Requirements:
Skip the pictures. Transcribe the rest of the data below without changing a word.

Material:
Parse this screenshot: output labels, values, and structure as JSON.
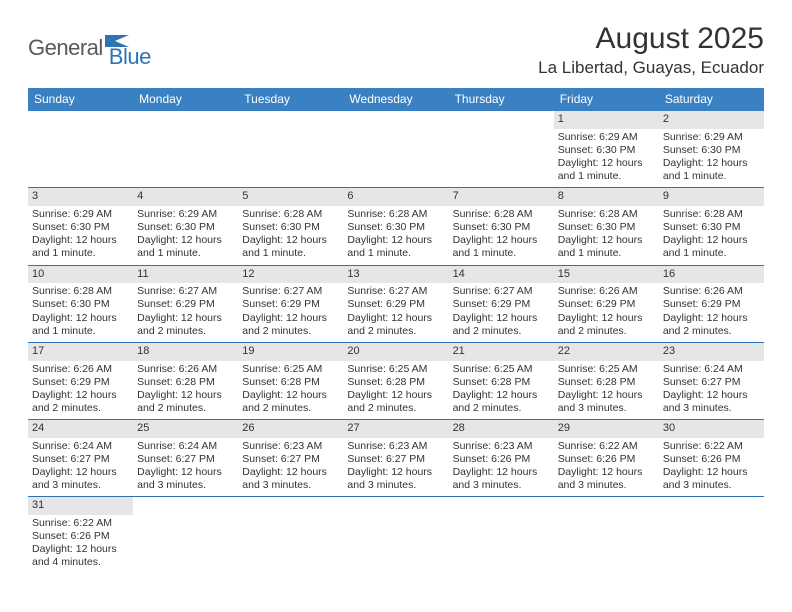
{
  "logo": {
    "part1": "General",
    "part2": "Blue"
  },
  "title": "August 2025",
  "location": "La Libertad, Guayas, Ecuador",
  "colors": {
    "header_bg": "#3a81c3",
    "header_text": "#ffffff",
    "rule": "#2e74b5",
    "daynum_bg": "#e6e6e6",
    "text": "#333333",
    "logo_gray": "#5a5a5a",
    "logo_blue": "#2e74b5"
  },
  "day_headers": [
    "Sunday",
    "Monday",
    "Tuesday",
    "Wednesday",
    "Thursday",
    "Friday",
    "Saturday"
  ],
  "weeks": [
    [
      {
        "empty": true
      },
      {
        "empty": true
      },
      {
        "empty": true
      },
      {
        "empty": true
      },
      {
        "empty": true
      },
      {
        "day": "1",
        "sunrise": "Sunrise: 6:29 AM",
        "sunset": "Sunset: 6:30 PM",
        "daylight1": "Daylight: 12 hours",
        "daylight2": "and 1 minute."
      },
      {
        "day": "2",
        "sunrise": "Sunrise: 6:29 AM",
        "sunset": "Sunset: 6:30 PM",
        "daylight1": "Daylight: 12 hours",
        "daylight2": "and 1 minute."
      }
    ],
    [
      {
        "day": "3",
        "sunrise": "Sunrise: 6:29 AM",
        "sunset": "Sunset: 6:30 PM",
        "daylight1": "Daylight: 12 hours",
        "daylight2": "and 1 minute."
      },
      {
        "day": "4",
        "sunrise": "Sunrise: 6:29 AM",
        "sunset": "Sunset: 6:30 PM",
        "daylight1": "Daylight: 12 hours",
        "daylight2": "and 1 minute."
      },
      {
        "day": "5",
        "sunrise": "Sunrise: 6:28 AM",
        "sunset": "Sunset: 6:30 PM",
        "daylight1": "Daylight: 12 hours",
        "daylight2": "and 1 minute."
      },
      {
        "day": "6",
        "sunrise": "Sunrise: 6:28 AM",
        "sunset": "Sunset: 6:30 PM",
        "daylight1": "Daylight: 12 hours",
        "daylight2": "and 1 minute."
      },
      {
        "day": "7",
        "sunrise": "Sunrise: 6:28 AM",
        "sunset": "Sunset: 6:30 PM",
        "daylight1": "Daylight: 12 hours",
        "daylight2": "and 1 minute."
      },
      {
        "day": "8",
        "sunrise": "Sunrise: 6:28 AM",
        "sunset": "Sunset: 6:30 PM",
        "daylight1": "Daylight: 12 hours",
        "daylight2": "and 1 minute."
      },
      {
        "day": "9",
        "sunrise": "Sunrise: 6:28 AM",
        "sunset": "Sunset: 6:30 PM",
        "daylight1": "Daylight: 12 hours",
        "daylight2": "and 1 minute."
      }
    ],
    [
      {
        "day": "10",
        "sunrise": "Sunrise: 6:28 AM",
        "sunset": "Sunset: 6:30 PM",
        "daylight1": "Daylight: 12 hours",
        "daylight2": "and 1 minute."
      },
      {
        "day": "11",
        "sunrise": "Sunrise: 6:27 AM",
        "sunset": "Sunset: 6:29 PM",
        "daylight1": "Daylight: 12 hours",
        "daylight2": "and 2 minutes."
      },
      {
        "day": "12",
        "sunrise": "Sunrise: 6:27 AM",
        "sunset": "Sunset: 6:29 PM",
        "daylight1": "Daylight: 12 hours",
        "daylight2": "and 2 minutes."
      },
      {
        "day": "13",
        "sunrise": "Sunrise: 6:27 AM",
        "sunset": "Sunset: 6:29 PM",
        "daylight1": "Daylight: 12 hours",
        "daylight2": "and 2 minutes."
      },
      {
        "day": "14",
        "sunrise": "Sunrise: 6:27 AM",
        "sunset": "Sunset: 6:29 PM",
        "daylight1": "Daylight: 12 hours",
        "daylight2": "and 2 minutes."
      },
      {
        "day": "15",
        "sunrise": "Sunrise: 6:26 AM",
        "sunset": "Sunset: 6:29 PM",
        "daylight1": "Daylight: 12 hours",
        "daylight2": "and 2 minutes."
      },
      {
        "day": "16",
        "sunrise": "Sunrise: 6:26 AM",
        "sunset": "Sunset: 6:29 PM",
        "daylight1": "Daylight: 12 hours",
        "daylight2": "and 2 minutes."
      }
    ],
    [
      {
        "day": "17",
        "sunrise": "Sunrise: 6:26 AM",
        "sunset": "Sunset: 6:29 PM",
        "daylight1": "Daylight: 12 hours",
        "daylight2": "and 2 minutes."
      },
      {
        "day": "18",
        "sunrise": "Sunrise: 6:26 AM",
        "sunset": "Sunset: 6:28 PM",
        "daylight1": "Daylight: 12 hours",
        "daylight2": "and 2 minutes."
      },
      {
        "day": "19",
        "sunrise": "Sunrise: 6:25 AM",
        "sunset": "Sunset: 6:28 PM",
        "daylight1": "Daylight: 12 hours",
        "daylight2": "and 2 minutes."
      },
      {
        "day": "20",
        "sunrise": "Sunrise: 6:25 AM",
        "sunset": "Sunset: 6:28 PM",
        "daylight1": "Daylight: 12 hours",
        "daylight2": "and 2 minutes."
      },
      {
        "day": "21",
        "sunrise": "Sunrise: 6:25 AM",
        "sunset": "Sunset: 6:28 PM",
        "daylight1": "Daylight: 12 hours",
        "daylight2": "and 2 minutes."
      },
      {
        "day": "22",
        "sunrise": "Sunrise: 6:25 AM",
        "sunset": "Sunset: 6:28 PM",
        "daylight1": "Daylight: 12 hours",
        "daylight2": "and 3 minutes."
      },
      {
        "day": "23",
        "sunrise": "Sunrise: 6:24 AM",
        "sunset": "Sunset: 6:27 PM",
        "daylight1": "Daylight: 12 hours",
        "daylight2": "and 3 minutes."
      }
    ],
    [
      {
        "day": "24",
        "sunrise": "Sunrise: 6:24 AM",
        "sunset": "Sunset: 6:27 PM",
        "daylight1": "Daylight: 12 hours",
        "daylight2": "and 3 minutes."
      },
      {
        "day": "25",
        "sunrise": "Sunrise: 6:24 AM",
        "sunset": "Sunset: 6:27 PM",
        "daylight1": "Daylight: 12 hours",
        "daylight2": "and 3 minutes."
      },
      {
        "day": "26",
        "sunrise": "Sunrise: 6:23 AM",
        "sunset": "Sunset: 6:27 PM",
        "daylight1": "Daylight: 12 hours",
        "daylight2": "and 3 minutes."
      },
      {
        "day": "27",
        "sunrise": "Sunrise: 6:23 AM",
        "sunset": "Sunset: 6:27 PM",
        "daylight1": "Daylight: 12 hours",
        "daylight2": "and 3 minutes."
      },
      {
        "day": "28",
        "sunrise": "Sunrise: 6:23 AM",
        "sunset": "Sunset: 6:26 PM",
        "daylight1": "Daylight: 12 hours",
        "daylight2": "and 3 minutes."
      },
      {
        "day": "29",
        "sunrise": "Sunrise: 6:22 AM",
        "sunset": "Sunset: 6:26 PM",
        "daylight1": "Daylight: 12 hours",
        "daylight2": "and 3 minutes."
      },
      {
        "day": "30",
        "sunrise": "Sunrise: 6:22 AM",
        "sunset": "Sunset: 6:26 PM",
        "daylight1": "Daylight: 12 hours",
        "daylight2": "and 3 minutes."
      }
    ],
    [
      {
        "day": "31",
        "sunrise": "Sunrise: 6:22 AM",
        "sunset": "Sunset: 6:26 PM",
        "daylight1": "Daylight: 12 hours",
        "daylight2": "and 4 minutes."
      },
      {
        "empty": true
      },
      {
        "empty": true
      },
      {
        "empty": true
      },
      {
        "empty": true
      },
      {
        "empty": true
      },
      {
        "empty": true
      }
    ]
  ]
}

Response:
Parse this screenshot: output labels, values, and structure as JSON.
{
  "logo": {
    "part1": "General",
    "part2": "Blue"
  },
  "title": "August 2025",
  "location": "La Libertad, Guayas, Ecuador",
  "colors": {
    "header_bg": "#3a81c3",
    "header_text": "#ffffff",
    "rule": "#2e74b5",
    "daynum_bg": "#e6e6e6",
    "text": "#333333",
    "logo_gray": "#5a5a5a",
    "logo_blue": "#2e74b5"
  },
  "day_headers": [
    "Sunday",
    "Monday",
    "Tuesday",
    "Wednesday",
    "Thursday",
    "Friday",
    "Saturday"
  ],
  "weeks": [
    [
      {
        "empty": true
      },
      {
        "empty": true
      },
      {
        "empty": true
      },
      {
        "empty": true
      },
      {
        "empty": true
      },
      {
        "day": "1",
        "sunrise": "Sunrise: 6:29 AM",
        "sunset": "Sunset: 6:30 PM",
        "daylight1": "Daylight: 12 hours",
        "daylight2": "and 1 minute."
      },
      {
        "day": "2",
        "sunrise": "Sunrise: 6:29 AM",
        "sunset": "Sunset: 6:30 PM",
        "daylight1": "Daylight: 12 hours",
        "daylight2": "and 1 minute."
      }
    ],
    [
      {
        "day": "3",
        "sunrise": "Sunrise: 6:29 AM",
        "sunset": "Sunset: 6:30 PM",
        "daylight1": "Daylight: 12 hours",
        "daylight2": "and 1 minute."
      },
      {
        "day": "4",
        "sunrise": "Sunrise: 6:29 AM",
        "sunset": "Sunset: 6:30 PM",
        "daylight1": "Daylight: 12 hours",
        "daylight2": "and 1 minute."
      },
      {
        "day": "5",
        "sunrise": "Sunrise: 6:28 AM",
        "sunset": "Sunset: 6:30 PM",
        "daylight1": "Daylight: 12 hours",
        "daylight2": "and 1 minute."
      },
      {
        "day": "6",
        "sunrise": "Sunrise: 6:28 AM",
        "sunset": "Sunset: 6:30 PM",
        "daylight1": "Daylight: 12 hours",
        "daylight2": "and 1 minute."
      },
      {
        "day": "7",
        "sunrise": "Sunrise: 6:28 AM",
        "sunset": "Sunset: 6:30 PM",
        "daylight1": "Daylight: 12 hours",
        "daylight2": "and 1 minute."
      },
      {
        "day": "8",
        "sunrise": "Sunrise: 6:28 AM",
        "sunset": "Sunset: 6:30 PM",
        "daylight1": "Daylight: 12 hours",
        "daylight2": "and 1 minute."
      },
      {
        "day": "9",
        "sunrise": "Sunrise: 6:28 AM",
        "sunset": "Sunset: 6:30 PM",
        "daylight1": "Daylight: 12 hours",
        "daylight2": "and 1 minute."
      }
    ],
    [
      {
        "day": "10",
        "sunrise": "Sunrise: 6:28 AM",
        "sunset": "Sunset: 6:30 PM",
        "daylight1": "Daylight: 12 hours",
        "daylight2": "and 1 minute."
      },
      {
        "day": "11",
        "sunrise": "Sunrise: 6:27 AM",
        "sunset": "Sunset: 6:29 PM",
        "daylight1": "Daylight: 12 hours",
        "daylight2": "and 2 minutes."
      },
      {
        "day": "12",
        "sunrise": "Sunrise: 6:27 AM",
        "sunset": "Sunset: 6:29 PM",
        "daylight1": "Daylight: 12 hours",
        "daylight2": "and 2 minutes."
      },
      {
        "day": "13",
        "sunrise": "Sunrise: 6:27 AM",
        "sunset": "Sunset: 6:29 PM",
        "daylight1": "Daylight: 12 hours",
        "daylight2": "and 2 minutes."
      },
      {
        "day": "14",
        "sunrise": "Sunrise: 6:27 AM",
        "sunset": "Sunset: 6:29 PM",
        "daylight1": "Daylight: 12 hours",
        "daylight2": "and 2 minutes."
      },
      {
        "day": "15",
        "sunrise": "Sunrise: 6:26 AM",
        "sunset": "Sunset: 6:29 PM",
        "daylight1": "Daylight: 12 hours",
        "daylight2": "and 2 minutes."
      },
      {
        "day": "16",
        "sunrise": "Sunrise: 6:26 AM",
        "sunset": "Sunset: 6:29 PM",
        "daylight1": "Daylight: 12 hours",
        "daylight2": "and 2 minutes."
      }
    ],
    [
      {
        "day": "17",
        "sunrise": "Sunrise: 6:26 AM",
        "sunset": "Sunset: 6:29 PM",
        "daylight1": "Daylight: 12 hours",
        "daylight2": "and 2 minutes."
      },
      {
        "day": "18",
        "sunrise": "Sunrise: 6:26 AM",
        "sunset": "Sunset: 6:28 PM",
        "daylight1": "Daylight: 12 hours",
        "daylight2": "and 2 minutes."
      },
      {
        "day": "19",
        "sunrise": "Sunrise: 6:25 AM",
        "sunset": "Sunset: 6:28 PM",
        "daylight1": "Daylight: 12 hours",
        "daylight2": "and 2 minutes."
      },
      {
        "day": "20",
        "sunrise": "Sunrise: 6:25 AM",
        "sunset": "Sunset: 6:28 PM",
        "daylight1": "Daylight: 12 hours",
        "daylight2": "and 2 minutes."
      },
      {
        "day": "21",
        "sunrise": "Sunrise: 6:25 AM",
        "sunset": "Sunset: 6:28 PM",
        "daylight1": "Daylight: 12 hours",
        "daylight2": "and 2 minutes."
      },
      {
        "day": "22",
        "sunrise": "Sunrise: 6:25 AM",
        "sunset": "Sunset: 6:28 PM",
        "daylight1": "Daylight: 12 hours",
        "daylight2": "and 3 minutes."
      },
      {
        "day": "23",
        "sunrise": "Sunrise: 6:24 AM",
        "sunset": "Sunset: 6:27 PM",
        "daylight1": "Daylight: 12 hours",
        "daylight2": "and 3 minutes."
      }
    ],
    [
      {
        "day": "24",
        "sunrise": "Sunrise: 6:24 AM",
        "sunset": "Sunset: 6:27 PM",
        "daylight1": "Daylight: 12 hours",
        "daylight2": "and 3 minutes."
      },
      {
        "day": "25",
        "sunrise": "Sunrise: 6:24 AM",
        "sunset": "Sunset: 6:27 PM",
        "daylight1": "Daylight: 12 hours",
        "daylight2": "and 3 minutes."
      },
      {
        "day": "26",
        "sunrise": "Sunrise: 6:23 AM",
        "sunset": "Sunset: 6:27 PM",
        "daylight1": "Daylight: 12 hours",
        "daylight2": "and 3 minutes."
      },
      {
        "day": "27",
        "sunrise": "Sunrise: 6:23 AM",
        "sunset": "Sunset: 6:27 PM",
        "daylight1": "Daylight: 12 hours",
        "daylight2": "and 3 minutes."
      },
      {
        "day": "28",
        "sunrise": "Sunrise: 6:23 AM",
        "sunset": "Sunset: 6:26 PM",
        "daylight1": "Daylight: 12 hours",
        "daylight2": "and 3 minutes."
      },
      {
        "day": "29",
        "sunrise": "Sunrise: 6:22 AM",
        "sunset": "Sunset: 6:26 PM",
        "daylight1": "Daylight: 12 hours",
        "daylight2": "and 3 minutes."
      },
      {
        "day": "30",
        "sunrise": "Sunrise: 6:22 AM",
        "sunset": "Sunset: 6:26 PM",
        "daylight1": "Daylight: 12 hours",
        "daylight2": "and 3 minutes."
      }
    ],
    [
      {
        "day": "31",
        "sunrise": "Sunrise: 6:22 AM",
        "sunset": "Sunset: 6:26 PM",
        "daylight1": "Daylight: 12 hours",
        "daylight2": "and 4 minutes."
      },
      {
        "empty": true
      },
      {
        "empty": true
      },
      {
        "empty": true
      },
      {
        "empty": true
      },
      {
        "empty": true
      },
      {
        "empty": true
      }
    ]
  ]
}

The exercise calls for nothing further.